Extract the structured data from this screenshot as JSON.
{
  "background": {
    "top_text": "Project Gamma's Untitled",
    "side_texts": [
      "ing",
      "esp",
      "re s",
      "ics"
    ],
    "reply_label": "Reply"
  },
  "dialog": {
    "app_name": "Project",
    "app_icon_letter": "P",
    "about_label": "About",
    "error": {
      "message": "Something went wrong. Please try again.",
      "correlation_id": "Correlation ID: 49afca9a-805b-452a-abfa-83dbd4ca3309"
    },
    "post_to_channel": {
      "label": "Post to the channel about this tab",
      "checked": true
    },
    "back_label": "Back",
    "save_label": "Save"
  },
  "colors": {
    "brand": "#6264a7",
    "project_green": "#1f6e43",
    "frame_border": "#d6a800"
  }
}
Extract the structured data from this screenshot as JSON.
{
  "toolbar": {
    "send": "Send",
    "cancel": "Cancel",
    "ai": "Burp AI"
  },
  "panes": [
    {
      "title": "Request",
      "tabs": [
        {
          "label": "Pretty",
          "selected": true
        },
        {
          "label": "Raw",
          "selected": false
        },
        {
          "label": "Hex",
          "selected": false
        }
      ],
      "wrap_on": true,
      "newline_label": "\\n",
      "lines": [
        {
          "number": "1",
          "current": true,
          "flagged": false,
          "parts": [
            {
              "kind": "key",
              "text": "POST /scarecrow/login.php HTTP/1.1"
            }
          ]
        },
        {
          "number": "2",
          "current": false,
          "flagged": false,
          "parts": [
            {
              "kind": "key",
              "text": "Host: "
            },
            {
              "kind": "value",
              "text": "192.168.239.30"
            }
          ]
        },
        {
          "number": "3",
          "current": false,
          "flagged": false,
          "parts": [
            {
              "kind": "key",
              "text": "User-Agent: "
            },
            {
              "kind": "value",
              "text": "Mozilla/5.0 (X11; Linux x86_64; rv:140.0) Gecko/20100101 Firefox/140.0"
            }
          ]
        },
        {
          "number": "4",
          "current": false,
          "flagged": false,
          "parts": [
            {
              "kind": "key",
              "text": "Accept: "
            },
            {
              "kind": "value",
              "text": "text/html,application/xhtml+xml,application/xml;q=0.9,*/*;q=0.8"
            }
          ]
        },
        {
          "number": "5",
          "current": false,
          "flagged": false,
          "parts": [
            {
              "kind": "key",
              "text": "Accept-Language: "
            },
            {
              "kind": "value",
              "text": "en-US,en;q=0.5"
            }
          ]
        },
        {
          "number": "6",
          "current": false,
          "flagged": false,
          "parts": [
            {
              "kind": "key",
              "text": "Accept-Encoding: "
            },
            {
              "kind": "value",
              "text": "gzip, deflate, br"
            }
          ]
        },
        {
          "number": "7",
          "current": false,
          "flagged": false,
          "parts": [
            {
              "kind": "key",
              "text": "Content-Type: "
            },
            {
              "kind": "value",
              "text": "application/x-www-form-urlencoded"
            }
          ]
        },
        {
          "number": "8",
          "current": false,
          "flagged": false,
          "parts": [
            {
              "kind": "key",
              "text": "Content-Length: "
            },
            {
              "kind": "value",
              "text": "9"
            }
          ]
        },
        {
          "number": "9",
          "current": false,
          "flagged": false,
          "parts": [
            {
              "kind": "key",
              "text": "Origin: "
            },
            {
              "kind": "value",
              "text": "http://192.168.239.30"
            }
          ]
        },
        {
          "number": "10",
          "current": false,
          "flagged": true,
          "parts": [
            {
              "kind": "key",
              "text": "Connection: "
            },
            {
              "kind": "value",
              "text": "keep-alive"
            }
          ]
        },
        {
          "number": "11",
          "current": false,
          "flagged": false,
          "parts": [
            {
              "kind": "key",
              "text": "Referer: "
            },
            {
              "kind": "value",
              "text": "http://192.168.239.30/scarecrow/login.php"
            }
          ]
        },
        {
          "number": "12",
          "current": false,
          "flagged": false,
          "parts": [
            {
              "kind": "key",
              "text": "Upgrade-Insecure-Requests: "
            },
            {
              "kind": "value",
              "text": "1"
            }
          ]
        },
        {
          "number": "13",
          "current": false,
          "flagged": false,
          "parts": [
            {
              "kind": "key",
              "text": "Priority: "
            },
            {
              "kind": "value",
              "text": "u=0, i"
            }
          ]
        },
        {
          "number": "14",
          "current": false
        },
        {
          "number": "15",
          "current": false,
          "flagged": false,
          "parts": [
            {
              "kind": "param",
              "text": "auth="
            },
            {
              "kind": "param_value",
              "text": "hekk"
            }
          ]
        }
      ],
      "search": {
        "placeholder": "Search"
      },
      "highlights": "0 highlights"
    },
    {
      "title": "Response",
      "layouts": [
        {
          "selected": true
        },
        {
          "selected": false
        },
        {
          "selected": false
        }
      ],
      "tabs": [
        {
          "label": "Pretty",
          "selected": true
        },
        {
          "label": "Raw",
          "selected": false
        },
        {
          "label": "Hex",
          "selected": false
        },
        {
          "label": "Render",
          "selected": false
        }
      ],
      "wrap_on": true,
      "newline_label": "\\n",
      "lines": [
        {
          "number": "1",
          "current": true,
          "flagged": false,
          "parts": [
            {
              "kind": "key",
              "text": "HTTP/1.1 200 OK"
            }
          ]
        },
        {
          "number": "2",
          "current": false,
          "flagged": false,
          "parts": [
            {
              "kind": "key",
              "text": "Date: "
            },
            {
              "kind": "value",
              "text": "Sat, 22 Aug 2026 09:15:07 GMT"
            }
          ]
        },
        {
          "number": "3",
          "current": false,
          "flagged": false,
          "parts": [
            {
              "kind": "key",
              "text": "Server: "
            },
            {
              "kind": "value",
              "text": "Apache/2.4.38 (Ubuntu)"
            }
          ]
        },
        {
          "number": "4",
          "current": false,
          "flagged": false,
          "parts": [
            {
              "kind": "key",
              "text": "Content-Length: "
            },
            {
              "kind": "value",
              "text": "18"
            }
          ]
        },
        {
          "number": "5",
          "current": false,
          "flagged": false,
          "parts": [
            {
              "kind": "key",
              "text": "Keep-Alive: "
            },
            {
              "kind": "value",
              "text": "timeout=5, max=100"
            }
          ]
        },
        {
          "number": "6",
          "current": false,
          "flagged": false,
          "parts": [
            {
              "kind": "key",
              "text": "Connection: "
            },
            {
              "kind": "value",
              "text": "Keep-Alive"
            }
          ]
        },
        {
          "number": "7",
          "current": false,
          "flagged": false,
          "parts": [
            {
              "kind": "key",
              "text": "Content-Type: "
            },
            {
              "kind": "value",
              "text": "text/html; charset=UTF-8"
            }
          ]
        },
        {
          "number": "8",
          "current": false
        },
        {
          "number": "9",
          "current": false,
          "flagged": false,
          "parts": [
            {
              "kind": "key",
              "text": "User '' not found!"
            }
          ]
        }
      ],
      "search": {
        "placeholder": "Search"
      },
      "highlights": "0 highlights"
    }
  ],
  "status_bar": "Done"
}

• • •

• [What is needed]: Every record above should be output exactly.

• [Answer to this exercise]:
Extract the structured data from this screenshot as JSON.
{
  "background": {
    "top_text": "Project Gamma's Untitled",
    "side_texts": [
      "ing",
      "esp",
      "re s",
      "ics"
    ],
    "reply_label": "Reply"
  },
  "dialog": {
    "app_name": "Project",
    "app_icon_letter": "P",
    "about_label": "About",
    "error": {
      "message": "Something went wrong. Please try again.",
      "correlation_id": "Correlation ID: 49afca9a-805b-452a-abfa-83dbd4ca3309"
    },
    "post_to_channel": {
      "label": "Post to the channel about this tab",
      "checked": true
    },
    "back_label": "Back",
    "save_label": "Save"
  },
  "colors": {
    "brand": "#6264a7",
    "project_green": "#1f6e43",
    "frame_border": "#d6a800"
  }
}
Extract the structured data from this screenshot as JSON.
{
  "toolbar": {
    "send": "Send",
    "cancel": "Cancel",
    "ai": "Burp AI"
  },
  "panes": [
    {
      "title": "Request",
      "tabs": [
        {
          "label": "Pretty",
          "selected": true
        },
        {
          "label": "Raw",
          "selected": false
        },
        {
          "label": "Hex",
          "selected": false
        }
      ],
      "wrap_on": true,
      "newline_label": "\\n",
      "lines": [
        {
          "number": "1",
          "current": true,
          "flagged": false,
          "parts": [
            {
              "kind": "key",
              "text": "POST /scarecrow/login.php HTTP/1.1"
            }
          ]
        },
        {
          "number": "2",
          "current": false,
          "flagged": false,
          "parts": [
            {
              "kind": "key",
              "text": "Host: "
            },
            {
              "kind": "value",
              "text": "192.168.239.30"
            }
          ]
        },
        {
          "number": "3",
          "current": false,
          "flagged": false,
          "parts": [
            {
              "kind": "key",
              "text": "User-Agent: "
            },
            {
              "kind": "value",
              "text": "Mozilla/5.0 (X11; Linux x86_64; rv:140.0) Gecko/20100101 Firefox/140.0"
            }
          ]
        },
        {
          "number": "4",
          "current": false,
          "flagged": false,
          "parts": [
            {
              "kind": "key",
              "text": "Accept: "
            },
            {
              "kind": "value",
              "text": "text/html,application/xhtml+xml,application/xml;q=0.9,*/*;q=0.8"
            }
          ]
        },
        {
          "number": "5",
          "current": false,
          "flagged": false,
          "parts": [
            {
              "kind": "key",
              "text": "Accept-Language: "
            },
            {
              "kind": "value",
              "text": "en-US,en;q=0.5"
            }
          ]
        },
        {
          "number": "6",
          "current": false,
          "flagged": false,
          "parts": [
            {
              "kind": "key",
              "text": "Accept-Encoding: "
            },
            {
              "kind": "value",
              "text": "gzip, deflate, br"
            }
          ]
        },
        {
          "number": "7",
          "current": false,
          "flagged": false,
          "parts": [
            {
              "kind": "key",
              "text": "Content-Type: "
            },
            {
              "kind": "value",
              "text": "application/x-www-form-urlencoded"
            }
          ]
        },
        {
          "number": "8",
          "current": false,
          "flagged": false,
          "parts": [
            {
              "kind": "key",
              "text": "Content-Length: "
            },
            {
              "kind": "value",
              "text": "9"
            }
          ]
        },
        {
          "number": "9",
          "current": false,
          "flagged": false,
          "parts": [
            {
              "kind": "key",
              "text": "Origin: "
            },
            {
              "kind": "value",
              "text": "http://192.168.239.30"
            }
          ]
        },
        {
          "number": "10",
          "current": false,
          "flagged": true,
          "parts": [
            {
              "kind": "key",
              "text": "Connection: "
            },
            {
              "kind": "value",
              "text": "keep-alive"
            }
          ]
        },
        {
          "number": "11",
          "current": false,
          "flagged": false,
          "parts": [
            {
              "kind": "key",
              "text": "Referer: "
            },
            {
              "kind": "value",
              "text": "http://192.168.239.30/scarecrow/login.php"
            }
          ]
        },
        {
          "number": "12",
          "current": false,
          "flagged": false,
          "parts": [
            {
              "kind": "key",
              "text": "Upgrade-Insecure-Requests: "
            },
            {
              "kind": "value",
              "text": "1"
            }
          ]
        },
        {
          "number": "13",
          "current": false,
          "flagged": false,
          "parts": [
            {
              "kind": "key",
              "text": "Priority: "
            },
            {
              "kind": "value",
              "text": "u=0, i"
            }
          ]
        },
        {
          "number": "14",
          "current": false
        },
        {
          "number": "15",
          "current": false,
          "flagged": false,
          "parts": [
            {
              "kind": "param",
              "text": "auth="
            },
            {
              "kind": "param_value",
              "text": "hekk"
            }
          ]
        }
      ],
      "search": {
        "placeholder": "Search"
      },
      "highlights": "0 highlights"
    },
    {
      "title": "Response",
      "layouts": [
        {
          "selected": true
        },
        {
          "selected": false
        },
        {
          "selected": false
        }
      ],
      "tabs": [
        {
          "label": "Pretty",
          "selected": true
        },
        {
          "label": "Raw",
          "selected": false
        },
        {
          "label": "Hex",
          "selected": false
        },
        {
          "label": "Render",
          "selected": false
        }
      ],
      "wrap_on": true,
      "newline_label": "\\n",
      "lines": [
        {
          "number": "1",
          "current": true,
          "flagged": false,
          "parts": [
            {
              "kind": "key",
              "text": "HTTP/1.1 200 OK"
            }
          ]
        },
        {
          "number": "2",
          "current": false,
          "flagged": false,
          "parts": [
            {
              "kind": "key",
              "text": "Date: "
            },
            {
              "kind": "value",
              "text": "Sat, 22 Aug 2026 09:15:07 GMT"
            }
          ]
        },
        {
          "number": "3",
          "current": false,
          "flagged": false,
          "parts": [
            {
              "kind": "key",
              "text": "Server: "
            },
            {
              "kind": "value",
              "text": "Apache/2.4.38 (Ubuntu)"
            }
          ]
        },
        {
          "number": "4",
          "current": false,
          "flagged": false,
          "parts": [
            {
              "kind": "key",
              "text": "Content-Length: "
            },
            {
              "kind": "value",
              "text": "18"
            }
          ]
        },
        {
          "number": "5",
          "current": false,
          "flagged": false,
          "parts": [
            {
              "kind": "key",
              "text": "Keep-Alive: "
            },
            {
              "kind": "value",
              "text": "timeout=5, max=100"
            }
          ]
        },
        {
          "number": "6",
          "current": false,
          "flagged": false,
          "parts": [
            {
              "kind": "key",
              "text": "Connection: "
            },
            {
              "kind": "value",
              "text": "Keep-Alive"
            }
          ]
        },
        {
          "number": "7",
          "current": false,
          "flagged": false,
          "parts": [
            {
              "kind": "key",
              "text": "Content-Type: "
            },
            {
              "kind": "value",
              "text": "text/html; charset=UTF-8"
            }
          ]
        },
        {
          "number": "8",
          "current": false
        },
        {
          "number": "9",
          "current": false,
          "flagged": false,
          "parts": [
            {
              "kind": "key",
              "text": "User '' not found!"
            }
          ]
        }
      ],
      "search": {
        "placeholder": "Search"
      },
      "highlights": "0 highlights"
    }
  ],
  "status_bar": "Done"
}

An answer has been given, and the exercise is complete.